____ SUPPLIED MATERIAL
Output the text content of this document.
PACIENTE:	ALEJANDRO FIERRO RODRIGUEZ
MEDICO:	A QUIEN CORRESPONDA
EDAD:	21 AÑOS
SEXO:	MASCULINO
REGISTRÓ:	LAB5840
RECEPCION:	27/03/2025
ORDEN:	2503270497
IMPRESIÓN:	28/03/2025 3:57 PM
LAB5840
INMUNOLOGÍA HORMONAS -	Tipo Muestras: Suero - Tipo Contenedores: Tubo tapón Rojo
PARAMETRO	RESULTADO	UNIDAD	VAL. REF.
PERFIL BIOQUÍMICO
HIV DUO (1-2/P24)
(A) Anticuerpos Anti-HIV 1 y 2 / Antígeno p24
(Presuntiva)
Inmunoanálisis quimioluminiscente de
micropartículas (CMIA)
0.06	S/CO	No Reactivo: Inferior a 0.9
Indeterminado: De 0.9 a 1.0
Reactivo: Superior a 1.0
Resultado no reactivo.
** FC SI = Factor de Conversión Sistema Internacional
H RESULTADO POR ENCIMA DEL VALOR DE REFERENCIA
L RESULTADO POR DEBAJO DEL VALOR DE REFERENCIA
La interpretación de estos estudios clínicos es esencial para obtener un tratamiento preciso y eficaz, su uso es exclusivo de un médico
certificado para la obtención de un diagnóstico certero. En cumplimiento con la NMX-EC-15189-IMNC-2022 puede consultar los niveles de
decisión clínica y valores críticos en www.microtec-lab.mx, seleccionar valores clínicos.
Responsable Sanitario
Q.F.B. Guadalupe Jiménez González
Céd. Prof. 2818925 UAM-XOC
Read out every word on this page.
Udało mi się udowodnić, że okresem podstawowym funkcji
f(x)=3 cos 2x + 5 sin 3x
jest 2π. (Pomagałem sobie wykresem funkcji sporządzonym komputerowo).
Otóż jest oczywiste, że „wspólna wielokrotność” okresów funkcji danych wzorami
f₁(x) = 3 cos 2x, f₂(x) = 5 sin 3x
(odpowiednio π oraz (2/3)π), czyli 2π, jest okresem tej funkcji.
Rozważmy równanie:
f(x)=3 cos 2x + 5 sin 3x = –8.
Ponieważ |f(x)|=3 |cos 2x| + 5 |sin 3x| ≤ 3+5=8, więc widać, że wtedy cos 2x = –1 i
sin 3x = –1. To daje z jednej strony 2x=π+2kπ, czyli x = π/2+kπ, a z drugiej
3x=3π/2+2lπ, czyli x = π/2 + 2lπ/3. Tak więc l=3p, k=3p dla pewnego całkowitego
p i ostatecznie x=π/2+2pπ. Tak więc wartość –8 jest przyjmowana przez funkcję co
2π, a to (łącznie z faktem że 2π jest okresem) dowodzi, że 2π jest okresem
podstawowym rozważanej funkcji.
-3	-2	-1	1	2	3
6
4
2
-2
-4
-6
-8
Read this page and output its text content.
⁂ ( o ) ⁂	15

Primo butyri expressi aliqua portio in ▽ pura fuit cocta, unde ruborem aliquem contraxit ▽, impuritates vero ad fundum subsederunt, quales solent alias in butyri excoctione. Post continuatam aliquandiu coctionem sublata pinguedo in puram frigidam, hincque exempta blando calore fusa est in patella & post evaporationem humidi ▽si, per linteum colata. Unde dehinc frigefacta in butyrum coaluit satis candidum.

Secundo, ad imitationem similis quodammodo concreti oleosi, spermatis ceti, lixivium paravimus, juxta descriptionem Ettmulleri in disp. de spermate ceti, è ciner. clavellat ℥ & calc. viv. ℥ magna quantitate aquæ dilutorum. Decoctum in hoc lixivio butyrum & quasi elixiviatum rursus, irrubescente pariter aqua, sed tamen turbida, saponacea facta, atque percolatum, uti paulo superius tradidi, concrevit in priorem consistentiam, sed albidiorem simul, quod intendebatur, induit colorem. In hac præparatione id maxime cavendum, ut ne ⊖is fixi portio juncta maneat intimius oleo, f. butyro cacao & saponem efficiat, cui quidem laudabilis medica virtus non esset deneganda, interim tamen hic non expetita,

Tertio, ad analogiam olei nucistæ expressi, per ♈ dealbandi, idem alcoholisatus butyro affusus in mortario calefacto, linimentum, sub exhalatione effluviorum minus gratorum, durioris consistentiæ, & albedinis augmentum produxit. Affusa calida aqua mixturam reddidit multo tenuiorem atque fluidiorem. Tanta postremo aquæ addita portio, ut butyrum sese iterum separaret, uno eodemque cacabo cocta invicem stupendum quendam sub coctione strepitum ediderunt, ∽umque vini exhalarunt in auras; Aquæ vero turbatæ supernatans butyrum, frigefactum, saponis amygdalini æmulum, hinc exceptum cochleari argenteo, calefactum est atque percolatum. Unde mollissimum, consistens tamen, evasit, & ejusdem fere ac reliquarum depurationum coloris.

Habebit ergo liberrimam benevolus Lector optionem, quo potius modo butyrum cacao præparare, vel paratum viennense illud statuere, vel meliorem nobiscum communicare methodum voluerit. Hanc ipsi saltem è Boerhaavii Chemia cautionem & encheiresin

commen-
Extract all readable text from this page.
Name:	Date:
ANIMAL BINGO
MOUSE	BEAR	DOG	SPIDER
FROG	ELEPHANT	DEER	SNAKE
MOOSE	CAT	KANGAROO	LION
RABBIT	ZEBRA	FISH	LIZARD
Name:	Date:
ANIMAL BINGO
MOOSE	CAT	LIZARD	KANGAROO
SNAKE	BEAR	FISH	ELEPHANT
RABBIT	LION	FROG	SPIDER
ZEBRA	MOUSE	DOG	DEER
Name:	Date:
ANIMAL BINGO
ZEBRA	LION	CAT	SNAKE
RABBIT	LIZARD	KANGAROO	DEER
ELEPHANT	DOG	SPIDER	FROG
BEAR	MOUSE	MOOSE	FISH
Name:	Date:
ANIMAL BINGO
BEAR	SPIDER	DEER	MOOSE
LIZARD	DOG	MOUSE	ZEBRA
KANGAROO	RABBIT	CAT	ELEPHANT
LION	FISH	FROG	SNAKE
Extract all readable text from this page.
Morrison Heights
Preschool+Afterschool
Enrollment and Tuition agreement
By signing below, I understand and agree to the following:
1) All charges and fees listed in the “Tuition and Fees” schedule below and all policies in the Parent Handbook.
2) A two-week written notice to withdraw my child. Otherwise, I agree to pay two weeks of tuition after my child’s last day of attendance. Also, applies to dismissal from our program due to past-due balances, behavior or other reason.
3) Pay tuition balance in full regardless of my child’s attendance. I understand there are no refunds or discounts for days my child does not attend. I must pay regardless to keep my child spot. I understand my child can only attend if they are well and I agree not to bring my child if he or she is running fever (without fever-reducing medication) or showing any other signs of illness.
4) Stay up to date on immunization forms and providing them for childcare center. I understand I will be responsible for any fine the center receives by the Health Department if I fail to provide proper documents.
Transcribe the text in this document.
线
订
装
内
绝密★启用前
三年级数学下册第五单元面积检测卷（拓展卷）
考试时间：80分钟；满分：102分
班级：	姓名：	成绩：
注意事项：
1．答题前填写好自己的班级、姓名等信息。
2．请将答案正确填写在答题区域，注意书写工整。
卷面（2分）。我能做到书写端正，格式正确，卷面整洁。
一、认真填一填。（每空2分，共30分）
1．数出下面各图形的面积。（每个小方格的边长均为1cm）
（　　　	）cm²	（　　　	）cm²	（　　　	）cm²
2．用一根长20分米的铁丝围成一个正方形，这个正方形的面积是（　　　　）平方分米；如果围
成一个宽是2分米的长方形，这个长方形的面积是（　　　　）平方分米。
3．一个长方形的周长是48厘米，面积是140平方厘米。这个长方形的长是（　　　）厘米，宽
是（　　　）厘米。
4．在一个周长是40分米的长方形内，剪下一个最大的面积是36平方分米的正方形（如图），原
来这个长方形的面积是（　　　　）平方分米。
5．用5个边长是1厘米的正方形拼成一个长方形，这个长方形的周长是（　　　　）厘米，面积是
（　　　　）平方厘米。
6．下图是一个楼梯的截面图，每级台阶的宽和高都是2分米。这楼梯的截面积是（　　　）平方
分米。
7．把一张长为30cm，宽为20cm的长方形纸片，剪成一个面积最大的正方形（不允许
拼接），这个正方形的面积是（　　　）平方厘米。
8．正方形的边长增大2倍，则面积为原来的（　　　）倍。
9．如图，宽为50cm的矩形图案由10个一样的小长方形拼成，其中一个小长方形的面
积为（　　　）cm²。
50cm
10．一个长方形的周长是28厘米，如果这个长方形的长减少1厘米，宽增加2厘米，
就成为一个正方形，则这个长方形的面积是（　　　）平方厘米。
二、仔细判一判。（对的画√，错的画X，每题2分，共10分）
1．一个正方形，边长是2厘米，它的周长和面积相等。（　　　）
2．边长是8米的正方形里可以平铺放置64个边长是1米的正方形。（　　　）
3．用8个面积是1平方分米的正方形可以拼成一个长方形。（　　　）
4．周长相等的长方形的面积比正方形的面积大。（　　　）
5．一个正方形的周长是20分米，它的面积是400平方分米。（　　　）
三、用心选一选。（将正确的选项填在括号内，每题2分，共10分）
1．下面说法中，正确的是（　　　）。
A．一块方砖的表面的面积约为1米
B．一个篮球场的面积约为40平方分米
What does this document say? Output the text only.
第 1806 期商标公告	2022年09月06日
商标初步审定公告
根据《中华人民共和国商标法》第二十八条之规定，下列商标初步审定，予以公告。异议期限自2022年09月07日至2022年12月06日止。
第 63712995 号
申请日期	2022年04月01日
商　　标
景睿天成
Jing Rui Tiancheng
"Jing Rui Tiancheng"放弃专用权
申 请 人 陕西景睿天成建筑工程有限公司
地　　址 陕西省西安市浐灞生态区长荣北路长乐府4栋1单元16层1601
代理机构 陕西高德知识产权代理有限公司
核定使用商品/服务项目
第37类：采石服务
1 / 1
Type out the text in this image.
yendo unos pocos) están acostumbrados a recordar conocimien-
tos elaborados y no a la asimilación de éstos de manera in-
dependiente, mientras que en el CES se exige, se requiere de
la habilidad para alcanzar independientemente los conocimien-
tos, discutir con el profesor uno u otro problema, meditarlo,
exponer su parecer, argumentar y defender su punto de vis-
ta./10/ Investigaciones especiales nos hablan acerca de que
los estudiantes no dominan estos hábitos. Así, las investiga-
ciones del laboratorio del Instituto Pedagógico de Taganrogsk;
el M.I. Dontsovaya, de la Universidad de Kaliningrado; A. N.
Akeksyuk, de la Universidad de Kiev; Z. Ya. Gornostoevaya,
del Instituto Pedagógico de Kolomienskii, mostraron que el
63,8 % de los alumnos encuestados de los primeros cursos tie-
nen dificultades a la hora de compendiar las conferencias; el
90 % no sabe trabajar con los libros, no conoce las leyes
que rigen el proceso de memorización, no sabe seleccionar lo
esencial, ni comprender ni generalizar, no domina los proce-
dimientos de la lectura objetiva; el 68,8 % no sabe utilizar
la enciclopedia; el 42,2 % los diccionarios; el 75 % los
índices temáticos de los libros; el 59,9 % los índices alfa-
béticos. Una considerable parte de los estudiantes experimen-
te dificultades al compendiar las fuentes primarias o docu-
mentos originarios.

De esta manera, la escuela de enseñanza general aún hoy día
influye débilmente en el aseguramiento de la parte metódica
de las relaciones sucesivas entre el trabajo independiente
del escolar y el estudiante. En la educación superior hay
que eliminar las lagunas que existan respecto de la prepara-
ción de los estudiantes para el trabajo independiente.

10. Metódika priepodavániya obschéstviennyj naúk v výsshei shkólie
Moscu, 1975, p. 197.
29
________
Look through the listing above and count the lines where the string "dificultades" appears. Report the number only.

2